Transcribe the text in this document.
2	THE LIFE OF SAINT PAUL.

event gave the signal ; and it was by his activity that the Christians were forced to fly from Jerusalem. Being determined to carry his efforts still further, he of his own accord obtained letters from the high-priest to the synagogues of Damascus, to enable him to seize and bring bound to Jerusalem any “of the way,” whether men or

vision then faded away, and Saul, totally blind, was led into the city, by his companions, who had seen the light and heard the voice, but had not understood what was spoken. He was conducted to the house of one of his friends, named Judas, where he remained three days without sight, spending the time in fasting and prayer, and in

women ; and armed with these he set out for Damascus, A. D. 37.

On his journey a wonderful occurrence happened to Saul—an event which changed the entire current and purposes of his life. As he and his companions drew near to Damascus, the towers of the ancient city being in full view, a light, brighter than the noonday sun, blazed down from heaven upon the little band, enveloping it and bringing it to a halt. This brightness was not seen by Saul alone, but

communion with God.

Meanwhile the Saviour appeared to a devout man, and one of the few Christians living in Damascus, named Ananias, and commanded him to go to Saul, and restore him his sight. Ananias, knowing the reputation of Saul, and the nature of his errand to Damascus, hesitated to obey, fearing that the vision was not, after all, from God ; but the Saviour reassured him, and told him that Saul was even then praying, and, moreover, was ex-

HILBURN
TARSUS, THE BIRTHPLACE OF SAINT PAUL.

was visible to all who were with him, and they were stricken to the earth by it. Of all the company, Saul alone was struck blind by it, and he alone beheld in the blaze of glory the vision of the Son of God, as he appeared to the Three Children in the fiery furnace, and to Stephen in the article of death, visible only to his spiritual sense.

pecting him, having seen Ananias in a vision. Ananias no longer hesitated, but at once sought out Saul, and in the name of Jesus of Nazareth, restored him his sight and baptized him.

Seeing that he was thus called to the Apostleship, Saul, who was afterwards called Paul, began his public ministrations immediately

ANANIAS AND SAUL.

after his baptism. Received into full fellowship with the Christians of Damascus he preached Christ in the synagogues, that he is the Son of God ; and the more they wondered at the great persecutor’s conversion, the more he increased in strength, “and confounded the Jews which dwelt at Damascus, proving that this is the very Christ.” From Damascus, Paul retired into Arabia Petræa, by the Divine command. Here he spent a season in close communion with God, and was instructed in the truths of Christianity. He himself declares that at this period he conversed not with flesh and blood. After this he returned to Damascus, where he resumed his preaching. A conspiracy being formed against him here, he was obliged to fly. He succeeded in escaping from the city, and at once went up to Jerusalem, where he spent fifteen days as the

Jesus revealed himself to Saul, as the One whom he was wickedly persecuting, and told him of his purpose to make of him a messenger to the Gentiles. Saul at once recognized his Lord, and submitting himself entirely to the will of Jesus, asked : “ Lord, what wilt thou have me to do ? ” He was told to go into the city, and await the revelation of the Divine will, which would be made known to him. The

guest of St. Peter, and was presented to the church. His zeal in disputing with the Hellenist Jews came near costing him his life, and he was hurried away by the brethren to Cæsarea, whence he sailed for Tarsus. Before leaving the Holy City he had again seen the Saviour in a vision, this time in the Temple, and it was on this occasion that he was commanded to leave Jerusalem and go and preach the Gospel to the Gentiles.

==

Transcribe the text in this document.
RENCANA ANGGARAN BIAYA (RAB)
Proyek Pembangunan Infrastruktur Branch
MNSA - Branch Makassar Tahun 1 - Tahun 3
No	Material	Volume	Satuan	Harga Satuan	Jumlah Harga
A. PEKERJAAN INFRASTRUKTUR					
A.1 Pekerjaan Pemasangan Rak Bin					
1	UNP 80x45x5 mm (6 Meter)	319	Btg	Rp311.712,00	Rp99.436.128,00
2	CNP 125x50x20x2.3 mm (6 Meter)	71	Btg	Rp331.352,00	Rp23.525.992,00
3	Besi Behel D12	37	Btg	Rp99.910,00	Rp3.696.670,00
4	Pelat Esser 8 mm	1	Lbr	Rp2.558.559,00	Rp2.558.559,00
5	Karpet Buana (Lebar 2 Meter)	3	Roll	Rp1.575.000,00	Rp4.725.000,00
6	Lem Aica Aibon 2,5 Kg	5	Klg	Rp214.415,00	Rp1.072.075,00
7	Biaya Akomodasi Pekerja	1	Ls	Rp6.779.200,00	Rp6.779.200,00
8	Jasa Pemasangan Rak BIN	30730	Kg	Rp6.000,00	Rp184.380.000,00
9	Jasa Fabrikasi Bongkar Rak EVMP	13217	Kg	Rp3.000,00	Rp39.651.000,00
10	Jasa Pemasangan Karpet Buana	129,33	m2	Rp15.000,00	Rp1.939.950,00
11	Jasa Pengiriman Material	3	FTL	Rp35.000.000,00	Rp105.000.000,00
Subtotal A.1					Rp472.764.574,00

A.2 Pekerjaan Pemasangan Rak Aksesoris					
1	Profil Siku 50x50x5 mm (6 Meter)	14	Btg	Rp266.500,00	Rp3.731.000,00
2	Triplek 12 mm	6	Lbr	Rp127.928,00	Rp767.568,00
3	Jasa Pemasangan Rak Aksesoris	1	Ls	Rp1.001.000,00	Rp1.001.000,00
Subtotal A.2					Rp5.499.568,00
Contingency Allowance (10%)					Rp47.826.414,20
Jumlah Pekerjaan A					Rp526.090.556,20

> [TASK INSTRUCTIONS]
Go over the records above line by line and count those holding the word "Buana". Reply only with the number.

> [ANSWER TO THE EXERCISE]
2